> _YOUR GOAL_: Copy each line exactly. Leave nothing out.

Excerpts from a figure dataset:
______

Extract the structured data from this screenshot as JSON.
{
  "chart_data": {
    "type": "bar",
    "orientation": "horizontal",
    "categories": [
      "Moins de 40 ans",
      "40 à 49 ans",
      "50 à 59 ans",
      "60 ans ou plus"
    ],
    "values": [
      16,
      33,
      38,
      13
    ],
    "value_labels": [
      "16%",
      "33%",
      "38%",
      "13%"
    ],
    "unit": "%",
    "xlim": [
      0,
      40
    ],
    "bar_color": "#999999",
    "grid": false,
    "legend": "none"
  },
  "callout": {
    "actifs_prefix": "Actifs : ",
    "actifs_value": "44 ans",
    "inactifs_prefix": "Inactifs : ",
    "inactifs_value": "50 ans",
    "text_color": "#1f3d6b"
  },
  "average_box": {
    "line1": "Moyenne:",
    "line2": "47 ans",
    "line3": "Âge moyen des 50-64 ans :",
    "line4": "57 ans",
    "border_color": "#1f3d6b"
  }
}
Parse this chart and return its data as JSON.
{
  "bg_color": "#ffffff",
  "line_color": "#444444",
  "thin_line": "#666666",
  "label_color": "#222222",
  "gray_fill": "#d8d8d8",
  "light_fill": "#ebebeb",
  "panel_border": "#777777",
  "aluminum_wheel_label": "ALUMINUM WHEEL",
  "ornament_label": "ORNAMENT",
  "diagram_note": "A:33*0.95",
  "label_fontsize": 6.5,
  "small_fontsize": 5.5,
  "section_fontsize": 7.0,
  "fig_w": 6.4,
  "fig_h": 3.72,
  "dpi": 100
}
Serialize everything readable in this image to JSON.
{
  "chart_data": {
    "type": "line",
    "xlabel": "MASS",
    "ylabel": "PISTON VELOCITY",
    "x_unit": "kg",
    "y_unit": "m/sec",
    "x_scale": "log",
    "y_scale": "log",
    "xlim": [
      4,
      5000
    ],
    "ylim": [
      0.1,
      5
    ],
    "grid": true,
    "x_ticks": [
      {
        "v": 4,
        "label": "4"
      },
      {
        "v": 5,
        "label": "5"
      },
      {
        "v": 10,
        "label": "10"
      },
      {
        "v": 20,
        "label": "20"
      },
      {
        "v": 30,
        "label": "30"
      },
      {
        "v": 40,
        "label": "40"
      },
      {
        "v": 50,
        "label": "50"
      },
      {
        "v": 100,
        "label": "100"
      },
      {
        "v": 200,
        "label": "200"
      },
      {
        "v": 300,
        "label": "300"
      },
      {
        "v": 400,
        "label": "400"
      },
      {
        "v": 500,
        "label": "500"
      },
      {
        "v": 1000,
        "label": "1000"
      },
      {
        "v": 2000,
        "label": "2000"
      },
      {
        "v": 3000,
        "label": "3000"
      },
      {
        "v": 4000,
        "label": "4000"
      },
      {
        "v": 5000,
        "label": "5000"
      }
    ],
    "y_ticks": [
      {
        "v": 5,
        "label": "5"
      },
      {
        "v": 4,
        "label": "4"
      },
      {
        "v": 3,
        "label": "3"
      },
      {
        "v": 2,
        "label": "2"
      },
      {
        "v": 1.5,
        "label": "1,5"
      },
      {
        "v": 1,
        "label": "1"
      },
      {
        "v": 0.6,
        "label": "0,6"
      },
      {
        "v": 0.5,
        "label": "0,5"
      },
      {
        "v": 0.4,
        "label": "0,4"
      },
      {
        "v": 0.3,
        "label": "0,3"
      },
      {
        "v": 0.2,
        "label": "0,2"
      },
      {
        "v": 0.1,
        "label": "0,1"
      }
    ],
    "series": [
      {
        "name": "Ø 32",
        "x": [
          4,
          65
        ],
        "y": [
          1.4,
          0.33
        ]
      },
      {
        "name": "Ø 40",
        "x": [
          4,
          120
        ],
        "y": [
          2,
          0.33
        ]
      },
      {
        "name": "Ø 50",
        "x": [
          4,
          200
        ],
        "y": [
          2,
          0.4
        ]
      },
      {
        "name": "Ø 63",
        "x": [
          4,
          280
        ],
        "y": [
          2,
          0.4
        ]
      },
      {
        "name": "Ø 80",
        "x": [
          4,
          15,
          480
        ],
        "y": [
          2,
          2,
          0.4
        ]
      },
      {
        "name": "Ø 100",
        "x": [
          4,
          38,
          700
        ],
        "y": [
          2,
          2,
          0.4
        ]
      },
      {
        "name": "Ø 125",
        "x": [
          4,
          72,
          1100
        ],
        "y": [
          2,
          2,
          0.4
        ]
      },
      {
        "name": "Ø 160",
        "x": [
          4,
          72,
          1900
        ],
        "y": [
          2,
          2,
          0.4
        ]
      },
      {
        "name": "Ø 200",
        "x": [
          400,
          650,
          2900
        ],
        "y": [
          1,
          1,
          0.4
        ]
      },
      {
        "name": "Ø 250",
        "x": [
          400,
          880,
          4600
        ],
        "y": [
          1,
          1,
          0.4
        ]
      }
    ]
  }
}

______

> _TASK RESPONSE_:
Extract the structured data from this screenshot as JSON.
{
  "chart_data": {
    "type": "bar",
    "orientation": "horizontal",
    "categories": [
      "Moins de 40 ans",
      "40 à 49 ans",
      "50 à 59 ans",
      "60 ans ou plus"
    ],
    "values": [
      16,
      33,
      38,
      13
    ],
    "value_labels": [
      "16%",
      "33%",
      "38%",
      "13%"
    ],
    "unit": "%",
    "xlim": [
      0,
      40
    ],
    "bar_color": "#999999",
    "grid": false,
    "legend": "none"
  },
  "callout": {
    "actifs_prefix": "Actifs : ",
    "actifs_value": "44 ans",
    "inactifs_prefix": "Inactifs : ",
    "inactifs_value": "50 ans",
    "text_color": "#1f3d6b"
  },
  "average_box": {
    "line1": "Moyenne:",
    "line2": "47 ans",
    "line3": "Âge moyen des 50-64 ans :",
    "line4": "57 ans",
    "border_color": "#1f3d6b"
  }
}
Parse this chart and return its data as JSON.
{
  "bg_color": "#ffffff",
  "line_color": "#444444",
  "thin_line": "#666666",
  "label_color": "#222222",
  "gray_fill": "#d8d8d8",
  "light_fill": "#ebebeb",
  "panel_border": "#777777",
  "aluminum_wheel_label": "ALUMINUM WHEEL",
  "ornament_label": "ORNAMENT",
  "diagram_note": "A:33*0.95",
  "label_fontsize": 6.5,
  "small_fontsize": 5.5,
  "section_fontsize": 7.0,
  "fig_w": 6.4,
  "fig_h": 3.72,
  "dpi": 100
}
Serialize everything readable in this image to JSON.
{
  "chart_data": {
    "type": "line",
    "xlabel": "MASS",
    "ylabel": "PISTON VELOCITY",
    "x_unit": "kg",
    "y_unit": "m/sec",
    "x_scale": "log",
    "y_scale": "log",
    "xlim": [
      4,
      5000
    ],
    "ylim": [
      0.1,
      5
    ],
    "grid": true,
    "x_ticks": [
      {
        "v": 4,
        "label": "4"
      },
      {
        "v": 5,
        "label": "5"
      },
      {
        "v": 10,
        "label": "10"
      },
      {
        "v": 20,
        "label": "20"
      },
      {
        "v": 30,
        "label": "30"
      },
      {
        "v": 40,
        "label": "40"
      },
      {
        "v": 50,
        "label": "50"
      },
      {
        "v": 100,
        "label": "100"
      },
      {
        "v": 200,
        "label": "200"
      },
      {
        "v": 300,
        "label": "300"
      },
      {
        "v": 400,
        "label": "400"
      },
      {
        "v": 500,
        "label": "500"
      },
      {
        "v": 1000,
        "label": "1000"
      },
      {
        "v": 2000,
        "label": "2000"
      },
      {
        "v": 3000,
        "label": "3000"
      },
      {
        "v": 4000,
        "label": "4000"
      },
      {
        "v": 5000,
        "label": "5000"
      }
    ],
    "y_ticks": [
      {
        "v": 5,
        "label": "5"
      },
      {
        "v": 4,
        "label": "4"
      },
      {
        "v": 3,
        "label": "3"
      },
      {
        "v": 2,
        "label": "2"
      },
      {
        "v": 1.5,
        "label": "1,5"
      },
      {
        "v": 1,
        "label": "1"
      },
      {
        "v": 0.6,
        "label": "0,6"
      },
      {
        "v": 0.5,
        "label": "0,5"
      },
      {
        "v": 0.4,
        "label": "0,4"
      },
      {
        "v": 0.3,
        "label": "0,3"
      },
      {
        "v": 0.2,
        "label": "0,2"
      },
      {
        "v": 0.1,
        "label": "0,1"
      }
    ],
    "series": [
      {
        "name": "Ø 32",
        "x": [
          4,
          65
        ],
        "y": [
          1.4,
          0.33
        ]
      },
      {
        "name": "Ø 40",
        "x": [
          4,
          120
        ],
        "y": [
          2,
          0.33
        ]
      },
      {
        "name": "Ø 50",
        "x": [
          4,
          200
        ],
        "y": [
          2,
          0.4
        ]
      },
      {
        "name": "Ø 63",
        "x": [
          4,
          280
        ],
        "y": [
          2,
          0.4
        ]
      },
      {
        "name": "Ø 80",
        "x": [
          4,
          15,
          480
        ],
        "y": [
          2,
          2,
          0.4
        ]
      },
      {
        "name": "Ø 100",
        "x": [
          4,
          38,
          700
        ],
        "y": [
          2,
          2,
          0.4
        ]
      },
      {
        "name": "Ø 125",
        "x": [
          4,
          72,
          1100
        ],
        "y": [
          2,
          2,
          0.4
        ]
      },
      {
        "name": "Ø 160",
        "x": [
          4,
          72,
          1900
        ],
        "y": [
          2,
          2,
          0.4
        ]
      },
      {
        "name": "Ø 200",
        "x": [
          400,
          650,
          2900
        ],
        "y": [
          1,
          1,
          0.4
        ]
      },
      {
        "name": "Ø 250",
        "x": [
          400,
          880,
          4600
        ],
        "y": [
          1,
          1,
          0.4
        ]
      }
    ]
  }
}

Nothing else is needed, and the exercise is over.